## The task
Find all lines in the listing that include the word "color", then copy them.

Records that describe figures
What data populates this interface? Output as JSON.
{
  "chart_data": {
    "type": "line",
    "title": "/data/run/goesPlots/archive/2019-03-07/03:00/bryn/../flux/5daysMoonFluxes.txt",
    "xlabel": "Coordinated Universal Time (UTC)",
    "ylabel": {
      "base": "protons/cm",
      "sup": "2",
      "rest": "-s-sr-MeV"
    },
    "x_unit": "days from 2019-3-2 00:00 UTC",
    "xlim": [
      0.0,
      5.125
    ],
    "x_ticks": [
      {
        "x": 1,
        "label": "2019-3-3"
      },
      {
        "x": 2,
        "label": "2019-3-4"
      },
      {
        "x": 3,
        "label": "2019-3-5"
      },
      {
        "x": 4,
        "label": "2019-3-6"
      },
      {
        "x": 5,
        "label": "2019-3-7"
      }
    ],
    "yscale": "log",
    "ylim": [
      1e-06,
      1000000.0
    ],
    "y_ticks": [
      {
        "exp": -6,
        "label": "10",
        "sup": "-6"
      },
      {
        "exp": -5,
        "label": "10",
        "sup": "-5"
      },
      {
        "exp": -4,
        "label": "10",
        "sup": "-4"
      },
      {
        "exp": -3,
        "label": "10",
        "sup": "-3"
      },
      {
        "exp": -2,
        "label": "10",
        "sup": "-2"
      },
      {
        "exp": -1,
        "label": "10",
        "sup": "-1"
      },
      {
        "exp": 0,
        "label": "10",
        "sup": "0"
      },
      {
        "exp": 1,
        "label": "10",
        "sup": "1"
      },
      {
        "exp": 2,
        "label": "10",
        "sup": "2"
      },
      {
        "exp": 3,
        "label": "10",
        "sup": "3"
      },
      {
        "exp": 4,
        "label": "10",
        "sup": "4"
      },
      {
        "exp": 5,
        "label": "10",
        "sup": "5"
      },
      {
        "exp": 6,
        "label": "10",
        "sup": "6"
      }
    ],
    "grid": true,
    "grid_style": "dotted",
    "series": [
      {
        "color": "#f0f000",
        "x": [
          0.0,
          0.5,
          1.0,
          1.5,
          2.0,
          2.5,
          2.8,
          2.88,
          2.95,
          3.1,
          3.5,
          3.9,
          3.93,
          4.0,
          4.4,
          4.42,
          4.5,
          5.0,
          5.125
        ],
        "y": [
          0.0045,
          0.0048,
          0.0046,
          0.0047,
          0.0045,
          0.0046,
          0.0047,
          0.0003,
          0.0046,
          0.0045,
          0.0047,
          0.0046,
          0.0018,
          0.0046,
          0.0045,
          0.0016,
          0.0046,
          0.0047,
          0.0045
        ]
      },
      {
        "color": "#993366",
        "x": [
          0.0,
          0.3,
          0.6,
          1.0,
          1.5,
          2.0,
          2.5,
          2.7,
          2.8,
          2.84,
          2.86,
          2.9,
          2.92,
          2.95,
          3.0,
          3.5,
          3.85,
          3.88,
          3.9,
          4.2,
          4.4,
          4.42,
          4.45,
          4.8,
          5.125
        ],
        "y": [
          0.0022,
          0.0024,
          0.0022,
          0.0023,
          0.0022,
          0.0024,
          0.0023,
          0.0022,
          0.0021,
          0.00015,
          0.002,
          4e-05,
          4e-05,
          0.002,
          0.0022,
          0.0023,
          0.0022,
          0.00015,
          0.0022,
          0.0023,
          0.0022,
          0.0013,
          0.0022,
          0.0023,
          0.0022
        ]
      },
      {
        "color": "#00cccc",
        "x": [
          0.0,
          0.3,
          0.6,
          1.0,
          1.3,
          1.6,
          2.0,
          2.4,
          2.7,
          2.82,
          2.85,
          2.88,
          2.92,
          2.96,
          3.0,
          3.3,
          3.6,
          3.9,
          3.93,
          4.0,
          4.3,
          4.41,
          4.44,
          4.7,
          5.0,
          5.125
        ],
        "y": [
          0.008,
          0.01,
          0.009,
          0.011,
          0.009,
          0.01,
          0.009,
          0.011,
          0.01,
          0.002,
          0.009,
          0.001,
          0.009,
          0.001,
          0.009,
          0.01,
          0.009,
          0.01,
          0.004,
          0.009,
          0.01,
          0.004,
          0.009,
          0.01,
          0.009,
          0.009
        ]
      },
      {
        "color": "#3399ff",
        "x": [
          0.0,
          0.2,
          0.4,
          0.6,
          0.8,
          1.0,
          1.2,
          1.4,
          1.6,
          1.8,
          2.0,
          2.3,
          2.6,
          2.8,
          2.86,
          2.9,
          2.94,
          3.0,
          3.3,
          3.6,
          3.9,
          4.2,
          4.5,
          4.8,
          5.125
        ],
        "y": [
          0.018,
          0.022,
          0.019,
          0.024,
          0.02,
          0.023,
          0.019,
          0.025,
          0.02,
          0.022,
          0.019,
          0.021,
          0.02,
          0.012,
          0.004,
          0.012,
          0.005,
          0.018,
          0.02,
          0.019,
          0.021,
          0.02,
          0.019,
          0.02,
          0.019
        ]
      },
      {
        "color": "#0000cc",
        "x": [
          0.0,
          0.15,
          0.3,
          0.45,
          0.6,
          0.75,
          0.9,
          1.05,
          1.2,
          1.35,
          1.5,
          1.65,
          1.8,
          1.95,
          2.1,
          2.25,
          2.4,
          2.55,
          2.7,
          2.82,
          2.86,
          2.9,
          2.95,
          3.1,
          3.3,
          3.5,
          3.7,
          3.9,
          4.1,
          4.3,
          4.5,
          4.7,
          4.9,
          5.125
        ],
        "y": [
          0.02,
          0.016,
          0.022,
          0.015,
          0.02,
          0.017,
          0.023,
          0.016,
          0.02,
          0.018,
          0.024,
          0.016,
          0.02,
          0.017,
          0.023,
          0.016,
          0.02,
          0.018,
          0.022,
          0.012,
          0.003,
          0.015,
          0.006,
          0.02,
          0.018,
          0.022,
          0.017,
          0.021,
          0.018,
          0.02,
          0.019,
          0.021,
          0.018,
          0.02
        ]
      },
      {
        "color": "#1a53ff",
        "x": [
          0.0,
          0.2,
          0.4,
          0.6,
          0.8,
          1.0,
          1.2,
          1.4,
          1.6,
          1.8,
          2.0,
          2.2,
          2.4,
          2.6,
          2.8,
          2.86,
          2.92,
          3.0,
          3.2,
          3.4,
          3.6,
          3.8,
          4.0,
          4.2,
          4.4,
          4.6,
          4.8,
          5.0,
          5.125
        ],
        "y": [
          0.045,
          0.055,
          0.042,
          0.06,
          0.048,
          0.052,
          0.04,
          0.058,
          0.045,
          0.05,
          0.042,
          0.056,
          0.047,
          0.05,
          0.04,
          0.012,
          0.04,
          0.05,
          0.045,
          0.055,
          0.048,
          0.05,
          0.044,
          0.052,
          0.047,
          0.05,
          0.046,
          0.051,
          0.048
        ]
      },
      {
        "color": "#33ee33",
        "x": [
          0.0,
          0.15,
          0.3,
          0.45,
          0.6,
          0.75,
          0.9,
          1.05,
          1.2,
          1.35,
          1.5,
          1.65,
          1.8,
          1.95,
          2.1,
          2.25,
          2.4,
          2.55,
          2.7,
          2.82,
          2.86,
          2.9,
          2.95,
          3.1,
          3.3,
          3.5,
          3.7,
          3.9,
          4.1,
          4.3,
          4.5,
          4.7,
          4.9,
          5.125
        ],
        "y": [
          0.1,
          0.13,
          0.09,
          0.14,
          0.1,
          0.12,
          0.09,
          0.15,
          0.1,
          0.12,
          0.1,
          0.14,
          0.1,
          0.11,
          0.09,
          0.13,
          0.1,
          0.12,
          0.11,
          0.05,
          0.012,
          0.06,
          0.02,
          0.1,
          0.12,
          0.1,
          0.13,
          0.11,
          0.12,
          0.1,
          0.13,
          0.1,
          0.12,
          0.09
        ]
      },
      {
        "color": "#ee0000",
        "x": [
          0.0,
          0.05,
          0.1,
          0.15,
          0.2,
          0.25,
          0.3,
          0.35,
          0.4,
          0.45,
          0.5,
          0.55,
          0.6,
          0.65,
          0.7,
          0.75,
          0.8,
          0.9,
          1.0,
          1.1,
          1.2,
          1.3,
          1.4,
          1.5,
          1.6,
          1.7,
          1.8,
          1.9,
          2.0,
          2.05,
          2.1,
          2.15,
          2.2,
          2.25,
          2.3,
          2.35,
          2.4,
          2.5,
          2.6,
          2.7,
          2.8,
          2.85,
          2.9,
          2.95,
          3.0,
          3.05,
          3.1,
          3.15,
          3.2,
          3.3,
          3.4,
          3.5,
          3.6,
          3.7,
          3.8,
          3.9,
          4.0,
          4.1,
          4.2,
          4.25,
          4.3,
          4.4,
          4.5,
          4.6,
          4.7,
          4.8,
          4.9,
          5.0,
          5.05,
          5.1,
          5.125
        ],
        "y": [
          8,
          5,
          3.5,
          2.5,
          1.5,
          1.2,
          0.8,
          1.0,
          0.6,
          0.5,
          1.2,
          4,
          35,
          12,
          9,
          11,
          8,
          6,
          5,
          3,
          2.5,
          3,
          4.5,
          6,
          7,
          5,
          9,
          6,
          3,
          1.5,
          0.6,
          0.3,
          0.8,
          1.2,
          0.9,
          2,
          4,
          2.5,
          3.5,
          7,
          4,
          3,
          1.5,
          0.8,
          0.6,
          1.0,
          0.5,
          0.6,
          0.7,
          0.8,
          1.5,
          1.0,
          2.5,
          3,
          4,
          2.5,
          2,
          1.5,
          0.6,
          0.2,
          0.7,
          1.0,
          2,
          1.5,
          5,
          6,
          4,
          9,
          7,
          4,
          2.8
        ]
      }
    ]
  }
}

## Task response
        "color": "#f0f000",
        "color": "#993366",
        "color": "#00cccc",
        "color": "#3399ff",
        "color": "#0000cc",
        "color": "#1a53ff",
        "color": "#33ee33",
        "color": "#ee0000",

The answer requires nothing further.